**WHAT THE TASK REQUIRES:** Find each line holding "Windows" and copy it out.

....

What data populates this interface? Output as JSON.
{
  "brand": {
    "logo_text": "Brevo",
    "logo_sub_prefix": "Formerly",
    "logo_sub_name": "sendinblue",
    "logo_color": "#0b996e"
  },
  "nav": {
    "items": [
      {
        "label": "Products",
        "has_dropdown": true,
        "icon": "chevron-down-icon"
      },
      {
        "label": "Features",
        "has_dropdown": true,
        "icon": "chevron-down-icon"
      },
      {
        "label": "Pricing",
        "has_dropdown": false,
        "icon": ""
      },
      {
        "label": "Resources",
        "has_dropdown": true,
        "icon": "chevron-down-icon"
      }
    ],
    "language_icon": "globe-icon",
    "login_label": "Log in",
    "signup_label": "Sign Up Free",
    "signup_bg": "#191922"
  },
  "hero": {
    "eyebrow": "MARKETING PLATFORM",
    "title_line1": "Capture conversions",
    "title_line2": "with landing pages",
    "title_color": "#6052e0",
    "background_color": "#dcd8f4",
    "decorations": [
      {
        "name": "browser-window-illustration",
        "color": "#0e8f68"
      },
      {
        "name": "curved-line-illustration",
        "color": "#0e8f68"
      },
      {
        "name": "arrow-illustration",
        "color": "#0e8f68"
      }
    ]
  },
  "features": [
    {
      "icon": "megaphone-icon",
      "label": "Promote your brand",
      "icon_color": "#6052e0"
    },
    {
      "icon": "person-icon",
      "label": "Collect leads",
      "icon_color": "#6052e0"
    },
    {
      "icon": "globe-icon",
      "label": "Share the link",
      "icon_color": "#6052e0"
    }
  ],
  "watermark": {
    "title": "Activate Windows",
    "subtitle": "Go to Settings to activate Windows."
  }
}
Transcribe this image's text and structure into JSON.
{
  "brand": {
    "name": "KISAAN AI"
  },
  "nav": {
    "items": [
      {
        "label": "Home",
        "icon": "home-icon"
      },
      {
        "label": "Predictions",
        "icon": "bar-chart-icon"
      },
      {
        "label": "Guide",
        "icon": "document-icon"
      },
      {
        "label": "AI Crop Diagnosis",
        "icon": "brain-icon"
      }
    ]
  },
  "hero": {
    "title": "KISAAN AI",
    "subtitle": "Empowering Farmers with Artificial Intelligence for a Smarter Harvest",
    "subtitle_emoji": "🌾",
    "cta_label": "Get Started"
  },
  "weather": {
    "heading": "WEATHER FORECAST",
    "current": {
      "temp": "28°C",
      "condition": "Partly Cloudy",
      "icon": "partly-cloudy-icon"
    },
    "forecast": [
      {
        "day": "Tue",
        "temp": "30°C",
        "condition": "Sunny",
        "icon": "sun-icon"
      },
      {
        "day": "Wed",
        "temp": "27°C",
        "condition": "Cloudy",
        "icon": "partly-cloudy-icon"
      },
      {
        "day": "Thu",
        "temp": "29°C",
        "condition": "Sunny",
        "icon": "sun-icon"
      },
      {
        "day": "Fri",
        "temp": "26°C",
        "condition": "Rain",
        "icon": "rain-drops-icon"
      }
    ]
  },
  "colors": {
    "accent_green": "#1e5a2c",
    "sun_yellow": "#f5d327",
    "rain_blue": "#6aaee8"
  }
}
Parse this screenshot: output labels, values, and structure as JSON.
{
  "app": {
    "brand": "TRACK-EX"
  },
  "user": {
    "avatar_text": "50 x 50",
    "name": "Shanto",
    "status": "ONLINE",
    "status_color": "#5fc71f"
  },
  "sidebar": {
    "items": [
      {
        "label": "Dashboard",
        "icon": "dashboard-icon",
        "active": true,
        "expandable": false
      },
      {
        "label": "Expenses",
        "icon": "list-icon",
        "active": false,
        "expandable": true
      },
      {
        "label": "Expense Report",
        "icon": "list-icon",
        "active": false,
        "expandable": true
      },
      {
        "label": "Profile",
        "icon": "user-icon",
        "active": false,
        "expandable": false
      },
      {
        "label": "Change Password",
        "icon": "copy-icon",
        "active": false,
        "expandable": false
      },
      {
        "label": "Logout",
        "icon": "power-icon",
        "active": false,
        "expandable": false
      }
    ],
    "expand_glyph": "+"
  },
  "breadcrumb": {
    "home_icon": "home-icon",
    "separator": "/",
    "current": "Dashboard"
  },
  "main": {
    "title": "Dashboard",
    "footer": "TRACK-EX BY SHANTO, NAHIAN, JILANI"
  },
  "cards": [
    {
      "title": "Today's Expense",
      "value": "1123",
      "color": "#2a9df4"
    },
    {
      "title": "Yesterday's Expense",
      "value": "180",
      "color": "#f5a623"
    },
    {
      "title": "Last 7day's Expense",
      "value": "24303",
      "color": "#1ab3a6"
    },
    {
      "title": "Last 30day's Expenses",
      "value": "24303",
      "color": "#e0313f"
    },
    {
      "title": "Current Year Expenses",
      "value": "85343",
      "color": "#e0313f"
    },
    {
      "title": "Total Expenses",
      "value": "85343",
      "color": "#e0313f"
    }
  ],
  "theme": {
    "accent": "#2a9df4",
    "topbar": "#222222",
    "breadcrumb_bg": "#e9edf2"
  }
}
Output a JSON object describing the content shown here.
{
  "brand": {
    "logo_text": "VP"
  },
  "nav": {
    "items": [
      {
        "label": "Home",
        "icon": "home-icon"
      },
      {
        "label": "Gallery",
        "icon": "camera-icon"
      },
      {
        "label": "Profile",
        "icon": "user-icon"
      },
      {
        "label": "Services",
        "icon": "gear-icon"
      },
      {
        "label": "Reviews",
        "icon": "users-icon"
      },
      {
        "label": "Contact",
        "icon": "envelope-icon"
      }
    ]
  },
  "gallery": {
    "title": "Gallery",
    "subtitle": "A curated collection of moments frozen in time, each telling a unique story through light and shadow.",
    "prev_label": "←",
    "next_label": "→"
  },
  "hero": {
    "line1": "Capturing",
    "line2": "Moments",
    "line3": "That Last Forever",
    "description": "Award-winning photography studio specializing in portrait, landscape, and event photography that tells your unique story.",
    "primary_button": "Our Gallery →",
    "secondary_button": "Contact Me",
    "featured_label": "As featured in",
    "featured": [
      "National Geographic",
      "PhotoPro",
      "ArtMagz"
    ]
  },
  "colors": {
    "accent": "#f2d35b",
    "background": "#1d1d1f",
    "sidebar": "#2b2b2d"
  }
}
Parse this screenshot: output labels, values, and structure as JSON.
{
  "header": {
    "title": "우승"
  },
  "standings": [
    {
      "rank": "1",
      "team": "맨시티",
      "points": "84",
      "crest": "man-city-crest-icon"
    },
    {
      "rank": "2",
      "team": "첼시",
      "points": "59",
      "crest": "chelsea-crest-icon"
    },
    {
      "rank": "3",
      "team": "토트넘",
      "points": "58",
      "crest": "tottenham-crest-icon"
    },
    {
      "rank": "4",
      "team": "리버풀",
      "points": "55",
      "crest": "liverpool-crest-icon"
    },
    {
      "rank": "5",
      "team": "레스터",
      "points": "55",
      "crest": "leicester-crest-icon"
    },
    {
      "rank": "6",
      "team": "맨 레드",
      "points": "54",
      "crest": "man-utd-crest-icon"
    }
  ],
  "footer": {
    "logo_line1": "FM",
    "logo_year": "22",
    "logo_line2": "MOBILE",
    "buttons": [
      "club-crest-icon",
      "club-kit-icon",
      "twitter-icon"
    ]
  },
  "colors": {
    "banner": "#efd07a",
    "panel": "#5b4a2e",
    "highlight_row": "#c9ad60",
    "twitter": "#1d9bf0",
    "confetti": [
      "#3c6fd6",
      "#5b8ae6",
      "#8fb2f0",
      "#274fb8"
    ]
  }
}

....

**CORRECT RESULT:**
    "title": "Activate Windows",
    "subtitle": "Go to Settings to activate Windows."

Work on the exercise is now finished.